>> begin

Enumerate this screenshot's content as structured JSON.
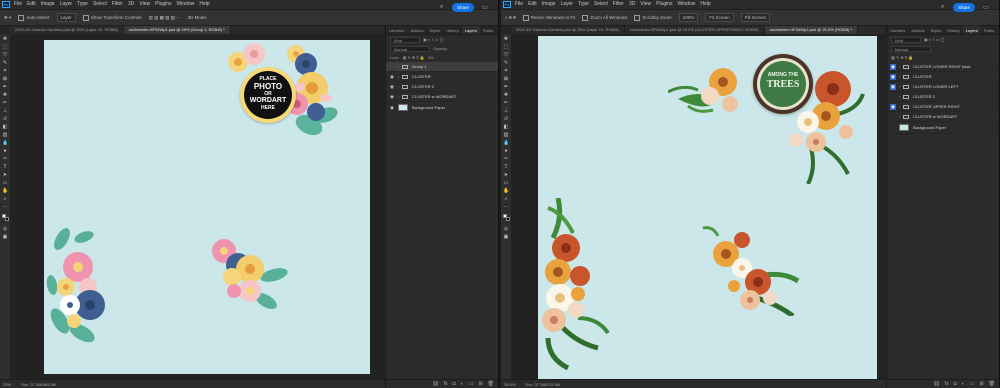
{
  "left": {
    "menus": [
      "File",
      "Edit",
      "Image",
      "Layer",
      "Type",
      "Select",
      "Filter",
      "3D",
      "View",
      "Plugins",
      "Window",
      "Help"
    ],
    "options": {
      "auto_select": "Auto-Select",
      "layer_dropdown": "Layer",
      "transform_controls": "Show Transform Controls",
      "mode_3d": "3D Mode:"
    },
    "share": "Share",
    "tabs": [
      "2022-4D Garman Gardens.psd @ 25% (Layer 19, RGB/8)",
      "cschneider-HP34Wp1.psd @ 25% (Group 1, RGB/8) *"
    ],
    "stamp": {
      "line1": "PLACE",
      "line2": "PHOTO",
      "line3": "OR",
      "line4": "WORDART",
      "line5": "HERE"
    },
    "status": {
      "zoom": "25%",
      "doc": "Doc: 37.3M/464.5M"
    },
    "panel_tabs": [
      "Libraries",
      "Actions",
      "Styles",
      "History",
      "Layers",
      "Paths"
    ],
    "kind": "Kind",
    "blend": "Normal",
    "opacity_label": "Opacity:",
    "lock_label": "Lock:",
    "fill_label": "Fill:",
    "layers": [
      "Group 1",
      "CLUSTER",
      "CLUSTER 2",
      "CLUSTER w WORDART",
      "Background Paper"
    ]
  },
  "right": {
    "menus": [
      "File",
      "Edit",
      "Image",
      "Layer",
      "Type",
      "Select",
      "Filter",
      "3D",
      "View",
      "Plugins",
      "Window",
      "Help"
    ],
    "options": {
      "resize": "Resize Windows to Fit",
      "zoom_all": "Zoom All Windows",
      "scrubby": "Scrubby Zoom",
      "zoom100": "100%",
      "fit": "Fit Screen",
      "fill": "Fill Screen"
    },
    "share": "Share",
    "tabs": [
      "2022-4D Garman Gardens.psd @ 25% (Layer 19, RGB/8)",
      "cschneider-HP34Wp1.psd @ 25.9% (CLUSTER UPPER RIGHT, RGB/8)",
      "cschneider-HP34Wp2.psd @ 25.9% (RGB/8) *"
    ],
    "stamp": {
      "line1": "AMONG THE",
      "line2": "TREES"
    },
    "status": {
      "zoom": "25.9%",
      "doc": "Doc: 37.3M/278.4M"
    },
    "panel_tabs": [
      "Libraries",
      "Actions",
      "Styles",
      "History",
      "Layers",
      "Paths"
    ],
    "kind": "Kind",
    "blend": "Normal",
    "layers": [
      "CLUSTER LOWER RIGHT back",
      "CLUSTER",
      "CLUSTER LOWER LEFT",
      "CLUSTER 2",
      "CLUSTER UPPER RIGHT",
      "CLUSTER w WORDART",
      "Background Paper"
    ]
  },
  "colors": {
    "canvas": "#cbe7ea",
    "accent": "#1473e6",
    "selected_eye": "#3a67c3"
  }
}
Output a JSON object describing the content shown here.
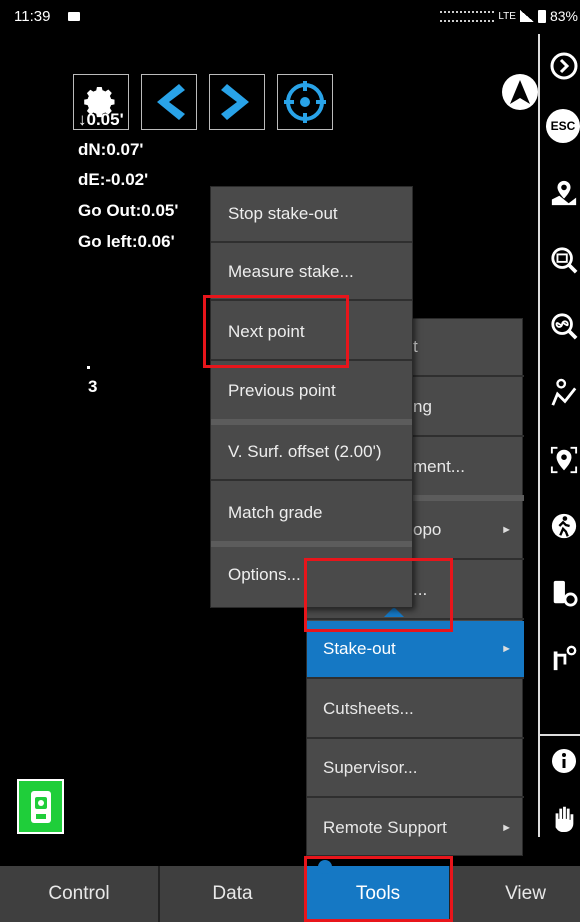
{
  "status_bar": {
    "time": "11:39",
    "network": "LTE",
    "battery": "83%"
  },
  "info": {
    "lines": [
      "↓0.05'",
      "dN:0.07'",
      "dE:-0.02'",
      "Go Out:0.05'",
      "Go left:0.06'"
    ],
    "point_label": "3"
  },
  "toolbar_icons": [
    "gear-icon",
    "chevron-left-icon",
    "chevron-right-icon",
    "target-icon"
  ],
  "sidebar": {
    "esc_label": "ESC"
  },
  "main_menu": {
    "items": [
      {
        "label": "t"
      },
      {
        "label": "ng"
      },
      {
        "label": "ment..."
      },
      {
        "label": "opo"
      },
      {
        "label": "..."
      },
      {
        "label": "Stake-out"
      },
      {
        "label": "Cutsheets..."
      },
      {
        "label": "Supervisor..."
      },
      {
        "label": "Remote Support"
      }
    ]
  },
  "submenu": {
    "items": [
      {
        "label": "Stop stake-out"
      },
      {
        "label": "Measure stake..."
      },
      {
        "label": "Next point"
      },
      {
        "label": "Previous point"
      },
      {
        "label": "V. Surf. offset (2.00')"
      },
      {
        "label": "Match grade"
      },
      {
        "label": "Options..."
      }
    ]
  },
  "bottom_tabs": [
    {
      "label": "Control"
    },
    {
      "label": "Data"
    },
    {
      "label": "Tools"
    },
    {
      "label": "View"
    }
  ],
  "colors": {
    "accent": "#1578c4",
    "highlight": "#e8151b",
    "instrument": "#1fce3a",
    "menu_bg": "#4a4a4a"
  }
}
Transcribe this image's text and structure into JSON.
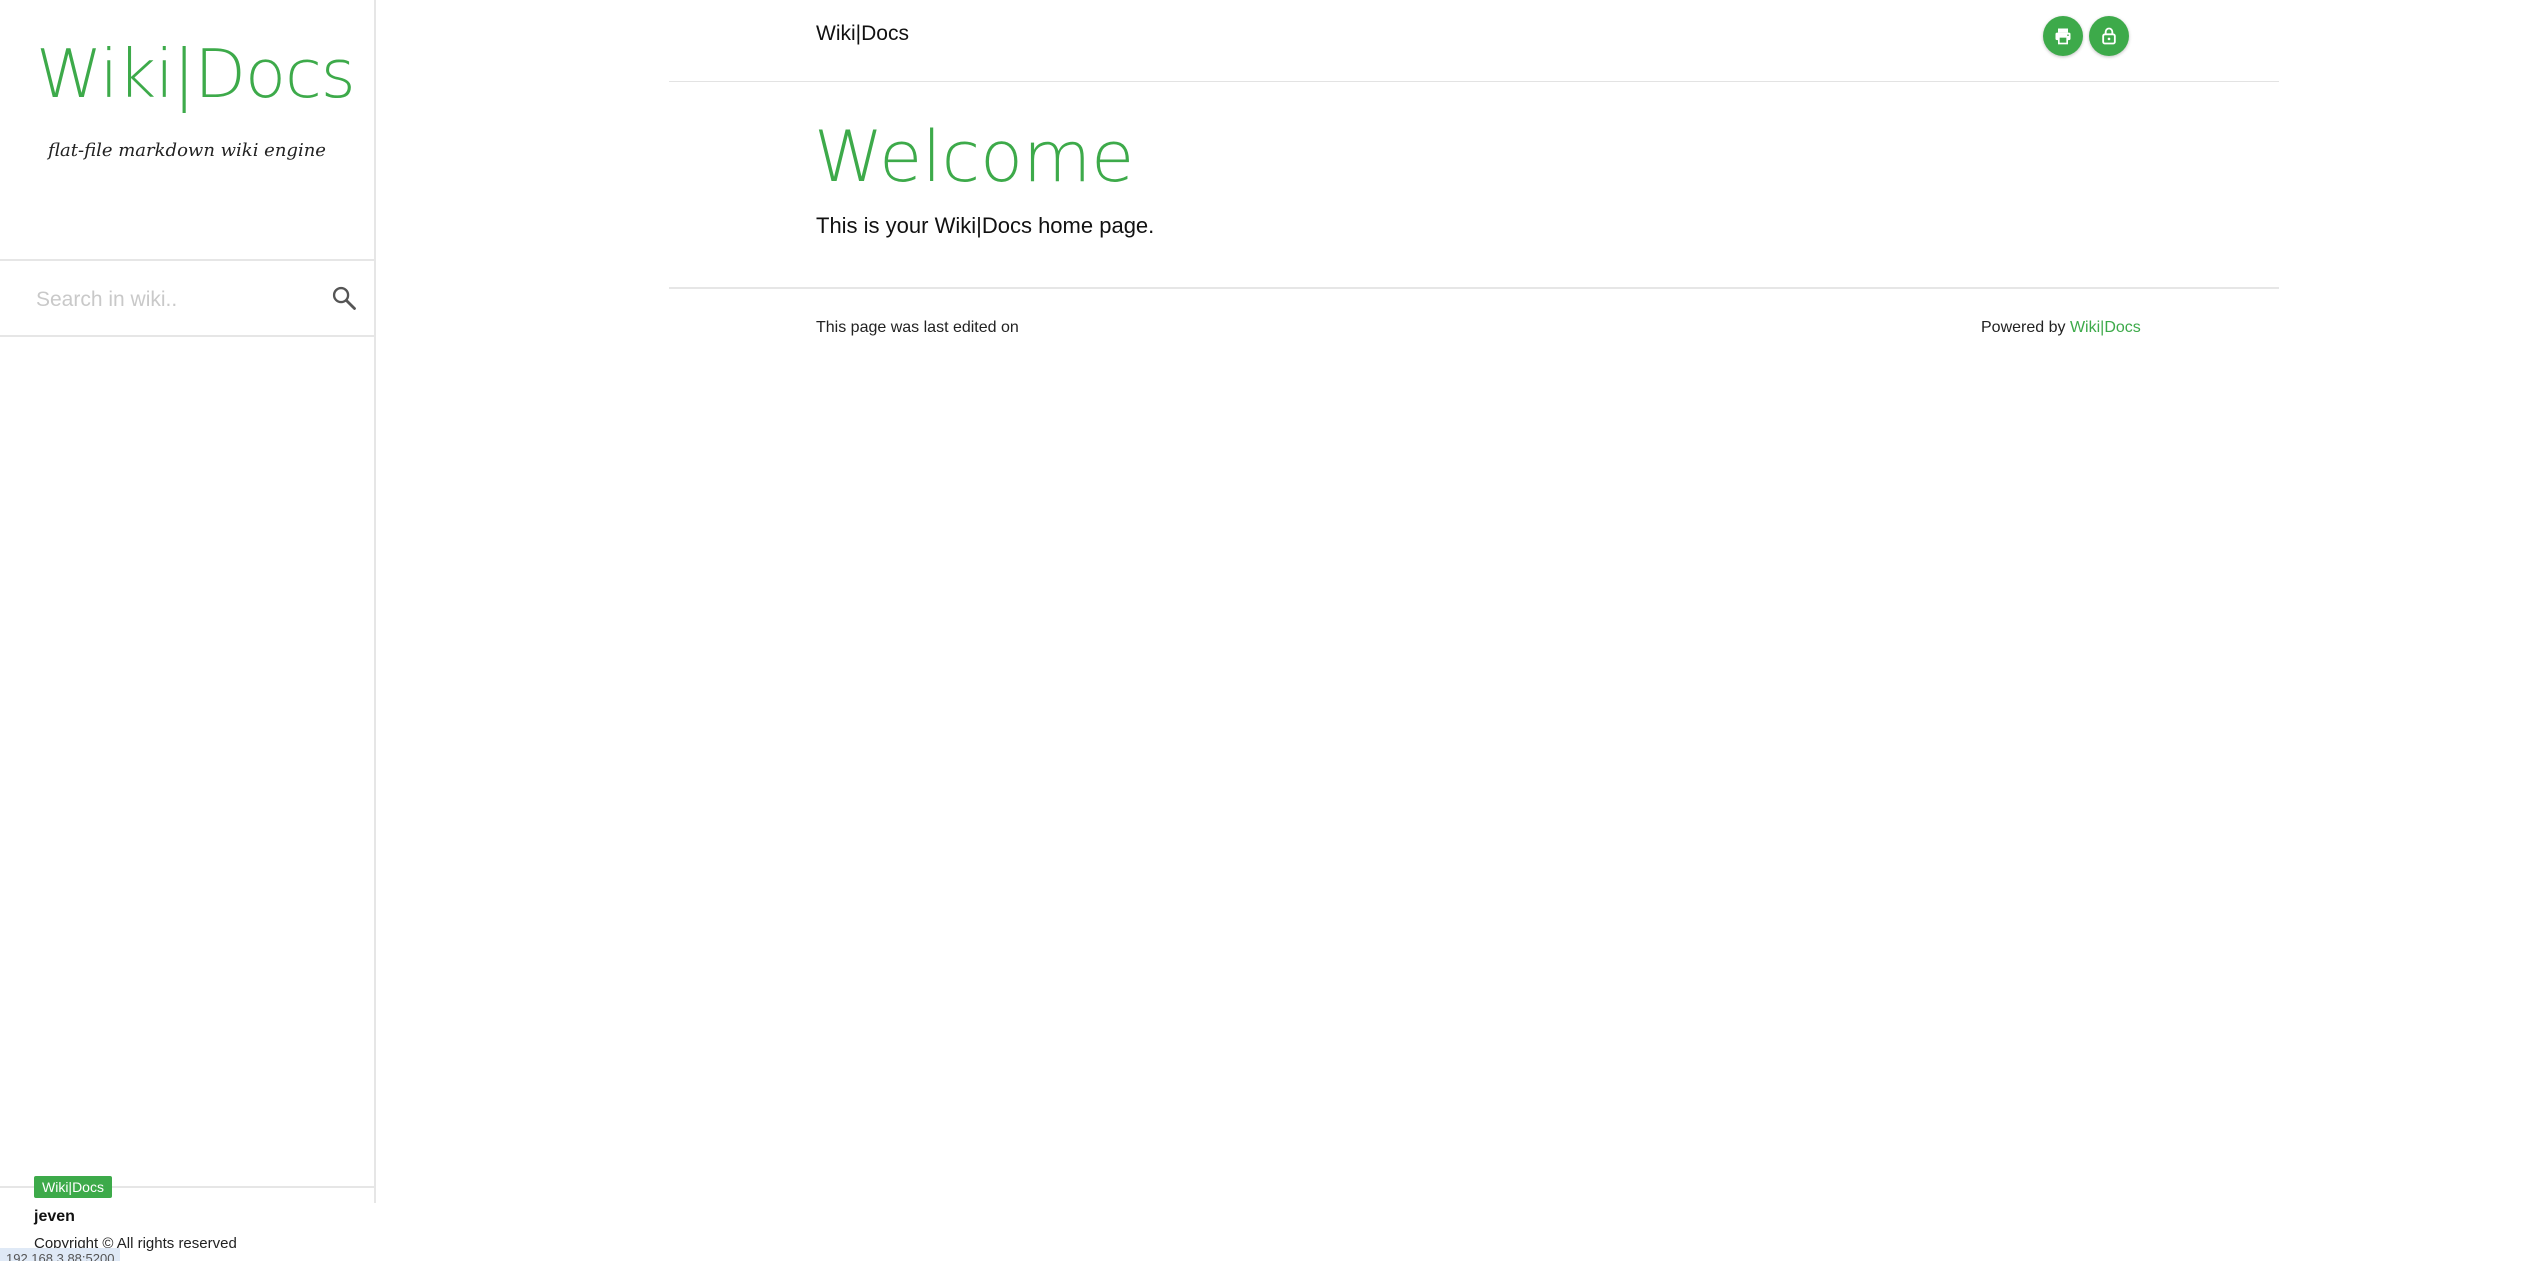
{
  "sidebar": {
    "logo": "Wiki|Docs",
    "tagline": "flat-file markdown wiki engine",
    "search": {
      "placeholder": "Search in wiki..",
      "value": ""
    },
    "footer": {
      "badge": "Wiki|Docs",
      "user": "jeven",
      "copyright": "Copyright © All rights reserved"
    }
  },
  "status_bar": {
    "text": "192.168.3.88:5200"
  },
  "header": {
    "title": "Wiki|Docs",
    "print_icon": "print-icon",
    "lock_icon": "lock-icon"
  },
  "content": {
    "heading": "Welcome",
    "body": "This is your Wiki|Docs home page."
  },
  "page_footer": {
    "last_edited": "This page was last edited on",
    "powered_prefix": "Powered by",
    "powered_link": "Wiki|Docs"
  },
  "colors": {
    "accent": "#3daa4a",
    "border": "#e6e6e6",
    "text": "#222222"
  }
}
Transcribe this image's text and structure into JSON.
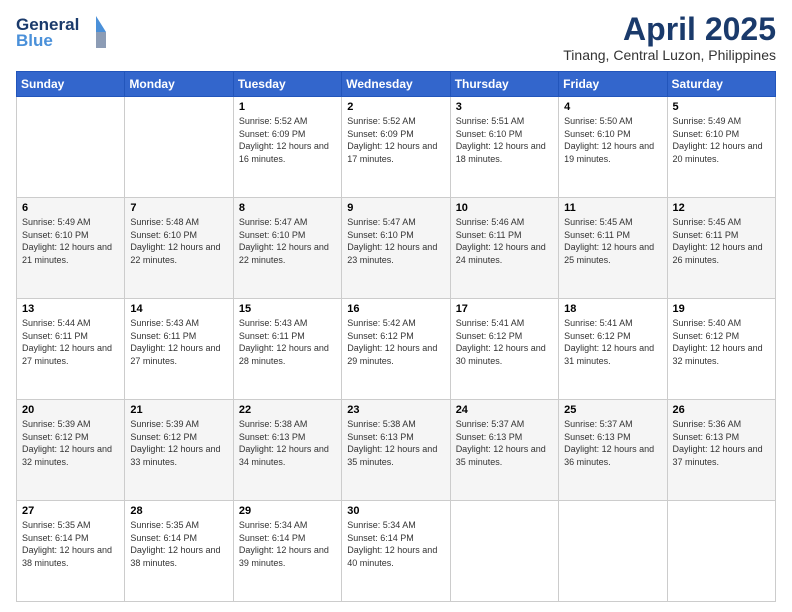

>> end

### Description of the task
Leave out the pictures, and give all the records again exactly.

### Response below
Enumerate this screenshot's content as structured JSON.
{
  "left": {
    "menus": [
      "File",
      "Edit",
      "Image",
      "Layer",
      "Type",
      "Select",
      "Filter",
      "3D",
      "View",
      "Plugins",
      "Window",
      "Help"
    ],
    "options": {
      "auto_select": "Auto-Select",
      "layer_dropdown": "Layer",
      "transform_controls": "Show Transform Controls",
      "mode_3d": "3D Mode:"
    },
    "share": "Share",
    "tabs": [
      "2022-4D Garman Gardens.psd @ 25% (Layer 19, RGB/8)",
      "cschneider-HP34Wp1.psd @ 25% (Group 1, RGB/8) *"
    ],
    "stamp": {
      "line1": "PLACE",
      "line2": "PHOTO",
      "line3": "OR",
      "line4": "WORDART",
      "line5": "HERE"
    },
    "status": {
      "zoom": "25%",
      "doc": "Doc: 37.3M/464.5M"
    },
    "panel_tabs": [
      "Libraries",
      "Actions",
      "Styles",
      "History",
      "Layers",
      "Paths"
    ],
    "kind": "Kind",
    "blend": "Normal",
    "opacity_label": "Opacity:",
    "lock_label": "Lock:",
    "fill_label": "Fill:",
    "layers": [
      "Group 1",
      "CLUSTER",
      "CLUSTER 2",
      "CLUSTER w WORDART",
      "Background Paper"
    ]
  },
  "right": {
    "menus": [
      "File",
      "Edit",
      "Image",
      "Layer",
      "Type",
      "Select",
      "Filter",
      "3D",
      "View",
      "Plugins",
      "Window",
      "Help"
    ],
    "options": {
      "resize": "Resize Windows to Fit",
      "zoom_all": "Zoom All Windows",
      "scrubby": "Scrubby Zoom",
      "zoom100": "100%",
      "fit": "Fit Screen",
      "fill": "Fill Screen"
    },
    "share": "Share",
    "tabs": [
      "2022-4D Garman Gardens.psd @ 25% (Layer 19, RGB/8)",
      "cschneider-HP34Wp1.psd @ 25.9% (CLUSTER UPPER RIGHT, RGB/8)",
      "cschneider-HP34Wp2.psd @ 25.9% (RGB/8) *"
    ],
    "stamp": {
      "line1": "AMONG THE",
      "line2": "TREES"
    },
    "status": {
      "zoom": "25.9%",
      "doc": "Doc: 37.3M/278.4M"
    },
    "panel_tabs": [
      "Libraries",
      "Actions",
      "Styles",
      "History",
      "Layers",
      "Paths"
    ],
    "kind": "Kind",
    "blend": "Normal",
    "layers": [
      "CLUSTER LOWER RIGHT back",
      "CLUSTER",
      "CLUSTER LOWER LEFT",
      "CLUSTER 2",
      "CLUSTER UPPER RIGHT",
      "CLUSTER w WORDART",
      "Background Paper"
    ]
  },
  "colors": {
    "canvas": "#cbe7ea",
    "accent": "#1473e6",
    "selected_eye": "#3a67c3"
  }
}
Output a JSON object describing the content shown here.
{
  "status_bar": {
    "time": "11:39",
    "network": "LTE",
    "battery": "83%"
  },
  "info": {
    "lines": [
      "↓0.05'",
      "dN:0.07'",
      "dE:-0.02'",
      "Go Out:0.05'",
      "Go left:0.06'"
    ],
    "point_label": "3"
  },
  "toolbar_icons": [
    "gear-icon",
    "chevron-left-icon",
    "chevron-right-icon",
    "target-icon"
  ],
  "sidebar": {
    "esc_label": "ESC"
  },
  "main_menu": {
    "items": [
      {
        "label": "t"
      },
      {
        "label": "ng"
      },
      {
        "label": "ment..."
      },
      {
        "label": "opo"
      },
      {
        "label": "..."
      },
      {
        "label": "Stake-out"
      },
      {
        "label": "Cutsheets..."
      },
      {
        "label": "Supervisor..."
      },
      {
        "label": "Remote Support"
      }
    ]
  },
  "submenu": {
    "items": [
      {
        "label": "Stop stake-out"
      },
      {
        "label": "Measure stake..."
      },
      {
        "label": "Next point"
      },
      {
        "label": "Previous point"
      },
      {
        "label": "V. Surf. offset (2.00')"
      },
      {
        "label": "Match grade"
      },
      {
        "label": "Options..."
      }
    ]
  },
  "bottom_tabs": [
    {
      "label": "Control"
    },
    {
      "label": "Data"
    },
    {
      "label": "Tools"
    },
    {
      "label": "View"
    }
  ],
  "colors": {
    "accent": "#1578c4",
    "highlight": "#e8151b",
    "instrument": "#1fce3a",
    "menu_bg": "#4a4a4a"
  }
}
Transcribe this image's text and structure into JSON.
{
  "sidebar": {
    "logo": "Wiki|Docs",
    "tagline": "flat-file markdown wiki engine",
    "search": {
      "placeholder": "Search in wiki..",
      "value": ""
    },
    "footer": {
      "badge": "Wiki|Docs",
      "user": "jeven",
      "copyright": "Copyright © All rights reserved"
    }
  },
  "status_bar": {
    "text": "192.168.3.88:5200"
  },
  "header": {
    "title": "Wiki|Docs",
    "print_icon": "print-icon",
    "lock_icon": "lock-icon"
  },
  "content": {
    "heading": "Welcome",
    "body": "This is your Wiki|Docs home page."
  },
  "page_footer": {
    "last_edited": "This page was last edited on",
    "powered_prefix": "Powered by",
    "powered_link": "Wiki|Docs"
  },
  "colors": {
    "accent": "#3daa4a",
    "border": "#e6e6e6",
    "text": "#222222"
  }
}
Transcribe this image's text and structure into JSON.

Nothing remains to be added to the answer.